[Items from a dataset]
* * * * * * *

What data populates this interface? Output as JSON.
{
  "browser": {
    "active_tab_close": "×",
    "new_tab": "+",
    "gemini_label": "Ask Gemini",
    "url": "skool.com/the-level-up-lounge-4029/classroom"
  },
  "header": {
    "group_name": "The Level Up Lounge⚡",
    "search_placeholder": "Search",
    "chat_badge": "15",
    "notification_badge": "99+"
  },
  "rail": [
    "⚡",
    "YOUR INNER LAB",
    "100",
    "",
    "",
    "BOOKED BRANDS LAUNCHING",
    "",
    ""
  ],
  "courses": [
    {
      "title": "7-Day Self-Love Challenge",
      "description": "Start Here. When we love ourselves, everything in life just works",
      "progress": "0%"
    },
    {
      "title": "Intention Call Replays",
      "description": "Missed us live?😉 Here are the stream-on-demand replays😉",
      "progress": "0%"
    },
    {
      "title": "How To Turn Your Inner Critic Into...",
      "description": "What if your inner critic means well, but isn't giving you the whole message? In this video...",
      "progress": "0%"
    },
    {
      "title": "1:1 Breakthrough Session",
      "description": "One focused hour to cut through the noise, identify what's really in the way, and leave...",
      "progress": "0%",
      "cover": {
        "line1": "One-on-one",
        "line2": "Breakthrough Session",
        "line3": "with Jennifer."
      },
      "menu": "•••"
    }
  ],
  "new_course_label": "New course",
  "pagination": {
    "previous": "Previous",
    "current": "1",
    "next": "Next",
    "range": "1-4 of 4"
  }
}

* * * * * * *

Problem statement — Take the entries and copy them out exactly.

Response to this task —
What data populates this interface? Output as JSON.
{
  "browser": {
    "active_tab_close": "×",
    "new_tab": "+",
    "gemini_label": "Ask Gemini",
    "url": "skool.com/the-level-up-lounge-4029/classroom"
  },
  "header": {
    "group_name": "The Level Up Lounge⚡",
    "search_placeholder": "Search",
    "chat_badge": "15",
    "notification_badge": "99+"
  },
  "rail": [
    "⚡",
    "YOUR INNER LAB",
    "100",
    "",
    "",
    "BOOKED BRANDS LAUNCHING",
    "",
    ""
  ],
  "courses": [
    {
      "title": "7-Day Self-Love Challenge",
      "description": "Start Here. When we love ourselves, everything in life just works",
      "progress": "0%"
    },
    {
      "title": "Intention Call Replays",
      "description": "Missed us live?😉 Here are the stream-on-demand replays😉",
      "progress": "0%"
    },
    {
      "title": "How To Turn Your Inner Critic Into...",
      "description": "What if your inner critic means well, but isn't giving you the whole message? In this video...",
      "progress": "0%"
    },
    {
      "title": "1:1 Breakthrough Session",
      "description": "One focused hour to cut through the noise, identify what's really in the way, and leave...",
      "progress": "0%",
      "cover": {
        "line1": "One-on-one",
        "line2": "Breakthrough Session",
        "line3": "with Jennifer."
      },
      "menu": "•••"
    }
  ],
  "new_course_label": "New course",
  "pagination": {
    "previous": "Previous",
    "current": "1",
    "next": "Next",
    "range": "1-4 of 4"
  }
}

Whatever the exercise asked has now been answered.